Requirement:
Your task is to copy every line of the records below that contains "nOperations".

--- --- ---

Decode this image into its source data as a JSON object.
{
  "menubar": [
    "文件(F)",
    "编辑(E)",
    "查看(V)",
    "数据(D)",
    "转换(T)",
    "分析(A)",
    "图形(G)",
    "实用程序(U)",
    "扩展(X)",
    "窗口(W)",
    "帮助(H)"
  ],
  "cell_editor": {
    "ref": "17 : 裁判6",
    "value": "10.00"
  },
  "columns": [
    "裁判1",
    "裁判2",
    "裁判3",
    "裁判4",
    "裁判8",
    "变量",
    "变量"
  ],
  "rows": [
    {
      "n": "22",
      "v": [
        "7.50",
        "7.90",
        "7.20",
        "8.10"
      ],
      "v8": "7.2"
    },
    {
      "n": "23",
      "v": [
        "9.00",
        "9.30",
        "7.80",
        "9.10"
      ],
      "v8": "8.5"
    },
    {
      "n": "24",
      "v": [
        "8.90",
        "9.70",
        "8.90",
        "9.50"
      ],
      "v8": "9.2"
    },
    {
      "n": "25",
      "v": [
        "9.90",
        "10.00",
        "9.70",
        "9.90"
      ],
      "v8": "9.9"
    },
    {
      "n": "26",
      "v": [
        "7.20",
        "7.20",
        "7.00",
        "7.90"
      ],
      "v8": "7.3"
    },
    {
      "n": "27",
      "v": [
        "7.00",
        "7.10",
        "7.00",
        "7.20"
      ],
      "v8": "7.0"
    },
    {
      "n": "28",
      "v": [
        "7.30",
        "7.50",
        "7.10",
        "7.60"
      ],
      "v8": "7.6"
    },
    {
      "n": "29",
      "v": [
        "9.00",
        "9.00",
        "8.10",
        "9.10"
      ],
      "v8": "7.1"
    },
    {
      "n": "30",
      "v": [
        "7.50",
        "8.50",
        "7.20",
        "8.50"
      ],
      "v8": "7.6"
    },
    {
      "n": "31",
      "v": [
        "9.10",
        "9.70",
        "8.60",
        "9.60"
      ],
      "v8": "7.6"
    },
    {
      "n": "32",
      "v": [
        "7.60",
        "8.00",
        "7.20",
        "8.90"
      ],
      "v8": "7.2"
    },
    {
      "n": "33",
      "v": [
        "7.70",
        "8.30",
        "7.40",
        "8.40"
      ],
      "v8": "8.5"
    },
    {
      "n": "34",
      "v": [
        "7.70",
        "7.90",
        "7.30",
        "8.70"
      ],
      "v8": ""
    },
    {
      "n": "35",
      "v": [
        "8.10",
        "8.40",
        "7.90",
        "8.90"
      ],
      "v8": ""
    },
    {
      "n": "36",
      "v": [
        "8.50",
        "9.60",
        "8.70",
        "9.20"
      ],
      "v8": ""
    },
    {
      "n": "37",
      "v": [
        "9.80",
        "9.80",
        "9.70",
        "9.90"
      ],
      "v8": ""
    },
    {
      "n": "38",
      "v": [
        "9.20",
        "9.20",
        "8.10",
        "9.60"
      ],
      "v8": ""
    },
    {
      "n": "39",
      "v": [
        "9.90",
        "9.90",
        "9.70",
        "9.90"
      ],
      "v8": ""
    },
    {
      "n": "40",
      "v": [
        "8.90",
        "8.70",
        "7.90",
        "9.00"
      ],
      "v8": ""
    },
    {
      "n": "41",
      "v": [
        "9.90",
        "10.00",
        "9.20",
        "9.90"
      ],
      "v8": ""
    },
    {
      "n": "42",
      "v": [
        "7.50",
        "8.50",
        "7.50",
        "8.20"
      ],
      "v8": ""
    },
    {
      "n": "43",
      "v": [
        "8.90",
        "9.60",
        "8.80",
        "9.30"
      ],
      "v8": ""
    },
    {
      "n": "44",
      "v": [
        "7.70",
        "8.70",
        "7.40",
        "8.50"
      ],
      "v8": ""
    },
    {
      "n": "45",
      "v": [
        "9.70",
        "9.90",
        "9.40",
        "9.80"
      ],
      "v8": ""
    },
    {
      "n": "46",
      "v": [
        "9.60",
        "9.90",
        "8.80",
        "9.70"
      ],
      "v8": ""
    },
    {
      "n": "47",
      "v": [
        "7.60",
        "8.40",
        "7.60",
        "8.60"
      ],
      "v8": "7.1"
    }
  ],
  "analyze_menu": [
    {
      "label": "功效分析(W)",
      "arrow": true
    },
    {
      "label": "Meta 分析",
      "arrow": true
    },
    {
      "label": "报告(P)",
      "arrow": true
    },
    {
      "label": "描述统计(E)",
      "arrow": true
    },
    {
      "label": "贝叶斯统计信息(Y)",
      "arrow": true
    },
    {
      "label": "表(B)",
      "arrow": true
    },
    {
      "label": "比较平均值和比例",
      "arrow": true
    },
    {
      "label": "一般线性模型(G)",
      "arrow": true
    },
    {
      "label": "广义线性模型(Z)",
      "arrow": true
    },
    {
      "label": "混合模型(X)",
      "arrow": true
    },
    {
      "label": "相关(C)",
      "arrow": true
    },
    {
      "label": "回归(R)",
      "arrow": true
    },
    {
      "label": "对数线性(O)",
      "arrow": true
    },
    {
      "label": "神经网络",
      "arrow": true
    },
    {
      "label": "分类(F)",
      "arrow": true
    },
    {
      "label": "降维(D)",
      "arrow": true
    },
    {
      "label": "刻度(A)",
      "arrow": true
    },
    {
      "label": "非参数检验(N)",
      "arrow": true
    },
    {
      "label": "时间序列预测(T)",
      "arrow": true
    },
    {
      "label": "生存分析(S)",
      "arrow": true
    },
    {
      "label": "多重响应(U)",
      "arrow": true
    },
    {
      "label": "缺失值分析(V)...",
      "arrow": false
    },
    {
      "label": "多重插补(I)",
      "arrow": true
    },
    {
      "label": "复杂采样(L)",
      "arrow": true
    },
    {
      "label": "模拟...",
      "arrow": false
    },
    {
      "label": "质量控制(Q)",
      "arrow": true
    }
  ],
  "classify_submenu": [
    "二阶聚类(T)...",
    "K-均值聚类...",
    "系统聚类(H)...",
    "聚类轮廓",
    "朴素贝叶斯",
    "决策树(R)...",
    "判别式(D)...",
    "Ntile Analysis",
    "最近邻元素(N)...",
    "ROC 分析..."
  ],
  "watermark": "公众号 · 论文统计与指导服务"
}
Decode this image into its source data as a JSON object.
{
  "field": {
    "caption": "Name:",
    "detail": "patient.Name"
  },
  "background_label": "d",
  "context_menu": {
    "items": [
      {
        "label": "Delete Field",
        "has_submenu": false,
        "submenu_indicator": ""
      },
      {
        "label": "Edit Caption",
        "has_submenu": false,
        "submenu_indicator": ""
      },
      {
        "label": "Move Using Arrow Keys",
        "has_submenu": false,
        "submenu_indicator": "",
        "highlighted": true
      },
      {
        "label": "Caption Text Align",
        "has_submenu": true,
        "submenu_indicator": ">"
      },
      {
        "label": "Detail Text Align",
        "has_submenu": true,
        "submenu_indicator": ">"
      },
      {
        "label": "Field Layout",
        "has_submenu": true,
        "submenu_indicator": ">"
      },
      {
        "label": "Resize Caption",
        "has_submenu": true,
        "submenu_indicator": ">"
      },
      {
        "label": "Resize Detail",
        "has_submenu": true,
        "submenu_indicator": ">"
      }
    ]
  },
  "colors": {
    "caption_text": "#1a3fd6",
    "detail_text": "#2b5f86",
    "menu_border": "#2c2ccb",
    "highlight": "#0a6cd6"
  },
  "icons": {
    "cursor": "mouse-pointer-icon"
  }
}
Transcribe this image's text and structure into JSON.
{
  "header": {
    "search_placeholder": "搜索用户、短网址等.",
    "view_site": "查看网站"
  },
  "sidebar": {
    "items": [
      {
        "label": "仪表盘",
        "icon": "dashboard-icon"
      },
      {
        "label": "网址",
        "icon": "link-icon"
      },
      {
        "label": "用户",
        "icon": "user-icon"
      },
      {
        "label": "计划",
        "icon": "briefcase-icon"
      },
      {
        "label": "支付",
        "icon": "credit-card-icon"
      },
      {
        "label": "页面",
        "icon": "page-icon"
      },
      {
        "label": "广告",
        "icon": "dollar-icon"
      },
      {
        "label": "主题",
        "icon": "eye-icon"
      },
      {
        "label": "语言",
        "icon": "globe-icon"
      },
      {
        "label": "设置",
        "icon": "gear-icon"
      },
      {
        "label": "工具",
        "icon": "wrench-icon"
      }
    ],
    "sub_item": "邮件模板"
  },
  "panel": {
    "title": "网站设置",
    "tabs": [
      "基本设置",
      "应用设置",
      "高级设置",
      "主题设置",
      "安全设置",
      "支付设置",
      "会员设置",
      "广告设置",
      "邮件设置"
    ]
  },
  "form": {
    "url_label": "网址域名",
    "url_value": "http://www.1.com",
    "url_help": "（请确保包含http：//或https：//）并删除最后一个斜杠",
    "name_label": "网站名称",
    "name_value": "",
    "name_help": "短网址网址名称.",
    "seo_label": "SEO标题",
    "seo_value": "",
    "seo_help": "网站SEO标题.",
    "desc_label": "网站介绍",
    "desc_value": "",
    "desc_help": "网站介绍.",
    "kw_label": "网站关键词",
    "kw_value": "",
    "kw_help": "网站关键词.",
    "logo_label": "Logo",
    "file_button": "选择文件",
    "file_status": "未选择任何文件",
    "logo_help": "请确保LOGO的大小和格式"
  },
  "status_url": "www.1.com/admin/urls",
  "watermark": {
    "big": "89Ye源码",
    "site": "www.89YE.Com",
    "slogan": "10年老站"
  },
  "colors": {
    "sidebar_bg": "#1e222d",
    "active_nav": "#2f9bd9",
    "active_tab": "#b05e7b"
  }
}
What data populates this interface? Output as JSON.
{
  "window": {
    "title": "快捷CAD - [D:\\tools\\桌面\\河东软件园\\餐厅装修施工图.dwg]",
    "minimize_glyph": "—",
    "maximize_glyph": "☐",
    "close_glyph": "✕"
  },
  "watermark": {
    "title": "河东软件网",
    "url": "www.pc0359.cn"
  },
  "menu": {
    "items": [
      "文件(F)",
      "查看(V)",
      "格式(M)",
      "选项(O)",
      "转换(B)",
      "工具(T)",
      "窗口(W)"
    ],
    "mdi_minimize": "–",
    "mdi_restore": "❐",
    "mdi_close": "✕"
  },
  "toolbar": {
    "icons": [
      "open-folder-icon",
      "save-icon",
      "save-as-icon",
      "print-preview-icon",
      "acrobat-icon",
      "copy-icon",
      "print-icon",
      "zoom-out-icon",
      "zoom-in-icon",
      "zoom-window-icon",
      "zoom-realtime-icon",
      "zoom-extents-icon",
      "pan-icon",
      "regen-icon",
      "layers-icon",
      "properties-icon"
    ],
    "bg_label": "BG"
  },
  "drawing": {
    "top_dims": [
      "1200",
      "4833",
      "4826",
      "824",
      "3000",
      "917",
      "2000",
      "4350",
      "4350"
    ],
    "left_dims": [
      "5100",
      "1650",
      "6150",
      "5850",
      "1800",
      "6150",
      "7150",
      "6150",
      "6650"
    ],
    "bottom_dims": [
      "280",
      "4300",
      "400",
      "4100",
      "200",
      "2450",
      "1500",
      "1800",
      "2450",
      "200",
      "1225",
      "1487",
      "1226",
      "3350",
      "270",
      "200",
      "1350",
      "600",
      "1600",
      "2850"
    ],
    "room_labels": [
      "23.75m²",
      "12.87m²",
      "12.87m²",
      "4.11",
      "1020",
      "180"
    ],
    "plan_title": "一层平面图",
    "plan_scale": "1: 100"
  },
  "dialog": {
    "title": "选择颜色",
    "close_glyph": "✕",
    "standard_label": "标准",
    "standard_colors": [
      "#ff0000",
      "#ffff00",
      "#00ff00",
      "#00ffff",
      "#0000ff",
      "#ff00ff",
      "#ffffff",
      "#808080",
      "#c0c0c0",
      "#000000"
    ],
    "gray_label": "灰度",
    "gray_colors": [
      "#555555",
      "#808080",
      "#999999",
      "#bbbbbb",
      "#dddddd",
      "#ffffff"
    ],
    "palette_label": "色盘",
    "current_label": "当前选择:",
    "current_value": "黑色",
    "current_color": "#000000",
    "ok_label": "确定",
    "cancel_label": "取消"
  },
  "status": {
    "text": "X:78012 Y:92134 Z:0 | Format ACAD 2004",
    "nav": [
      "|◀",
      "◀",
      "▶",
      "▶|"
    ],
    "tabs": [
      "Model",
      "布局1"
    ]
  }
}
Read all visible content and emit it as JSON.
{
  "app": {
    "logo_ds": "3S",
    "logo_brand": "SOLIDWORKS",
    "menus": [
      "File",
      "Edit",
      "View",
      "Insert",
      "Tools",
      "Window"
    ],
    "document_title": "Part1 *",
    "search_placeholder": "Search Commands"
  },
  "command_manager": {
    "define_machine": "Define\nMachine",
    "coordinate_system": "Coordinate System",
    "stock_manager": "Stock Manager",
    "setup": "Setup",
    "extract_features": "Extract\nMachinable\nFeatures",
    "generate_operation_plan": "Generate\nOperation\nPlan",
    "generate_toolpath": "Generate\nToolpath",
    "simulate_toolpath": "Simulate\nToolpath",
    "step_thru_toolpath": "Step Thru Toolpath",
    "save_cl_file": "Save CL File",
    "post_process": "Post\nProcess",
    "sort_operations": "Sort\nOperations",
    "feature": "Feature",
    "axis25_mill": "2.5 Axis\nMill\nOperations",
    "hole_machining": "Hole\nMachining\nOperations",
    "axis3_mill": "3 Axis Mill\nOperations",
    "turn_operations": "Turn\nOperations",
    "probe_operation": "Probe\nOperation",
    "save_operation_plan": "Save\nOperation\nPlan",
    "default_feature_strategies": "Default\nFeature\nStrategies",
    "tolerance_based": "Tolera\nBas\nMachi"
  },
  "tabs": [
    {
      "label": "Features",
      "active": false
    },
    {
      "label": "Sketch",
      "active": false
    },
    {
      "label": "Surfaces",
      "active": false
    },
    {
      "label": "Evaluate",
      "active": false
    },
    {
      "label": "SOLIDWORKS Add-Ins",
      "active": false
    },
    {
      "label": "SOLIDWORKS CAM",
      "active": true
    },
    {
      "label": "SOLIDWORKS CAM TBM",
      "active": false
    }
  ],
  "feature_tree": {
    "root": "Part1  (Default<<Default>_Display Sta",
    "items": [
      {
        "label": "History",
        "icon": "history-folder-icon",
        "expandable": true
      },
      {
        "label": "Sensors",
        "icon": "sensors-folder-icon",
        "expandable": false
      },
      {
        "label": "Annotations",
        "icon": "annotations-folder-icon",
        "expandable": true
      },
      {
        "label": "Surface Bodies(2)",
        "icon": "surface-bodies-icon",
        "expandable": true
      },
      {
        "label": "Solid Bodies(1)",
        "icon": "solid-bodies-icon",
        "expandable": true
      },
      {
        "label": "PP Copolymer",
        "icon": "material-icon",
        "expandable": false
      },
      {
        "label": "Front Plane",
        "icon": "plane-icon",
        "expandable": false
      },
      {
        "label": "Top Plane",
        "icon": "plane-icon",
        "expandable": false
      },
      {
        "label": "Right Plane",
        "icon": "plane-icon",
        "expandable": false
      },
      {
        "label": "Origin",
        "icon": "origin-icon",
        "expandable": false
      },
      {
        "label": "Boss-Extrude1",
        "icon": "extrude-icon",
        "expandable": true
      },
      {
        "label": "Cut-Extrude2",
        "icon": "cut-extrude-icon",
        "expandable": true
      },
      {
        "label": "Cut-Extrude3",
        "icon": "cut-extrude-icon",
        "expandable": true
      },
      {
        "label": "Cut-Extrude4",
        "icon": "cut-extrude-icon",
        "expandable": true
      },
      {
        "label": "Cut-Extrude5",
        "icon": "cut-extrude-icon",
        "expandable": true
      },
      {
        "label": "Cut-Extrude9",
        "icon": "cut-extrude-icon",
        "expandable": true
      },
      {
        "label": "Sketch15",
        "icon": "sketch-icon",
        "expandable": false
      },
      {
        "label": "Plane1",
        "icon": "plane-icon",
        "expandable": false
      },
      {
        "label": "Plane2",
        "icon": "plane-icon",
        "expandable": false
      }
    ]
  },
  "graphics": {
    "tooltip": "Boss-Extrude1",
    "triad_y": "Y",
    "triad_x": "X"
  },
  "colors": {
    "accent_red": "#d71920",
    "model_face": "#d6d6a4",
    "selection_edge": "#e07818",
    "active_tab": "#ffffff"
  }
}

--- --- ---

Answer to the task:
    "sort_operations": "Sort\nOperations",
    "axis25_mill": "2.5 Axis\nMill\nOperations",
    "hole_machining": "Hole\nMachining\nOperations",
    "axis3_mill": "3 Axis Mill\nOperations",
    "turn_operations": "Turn\nOperations",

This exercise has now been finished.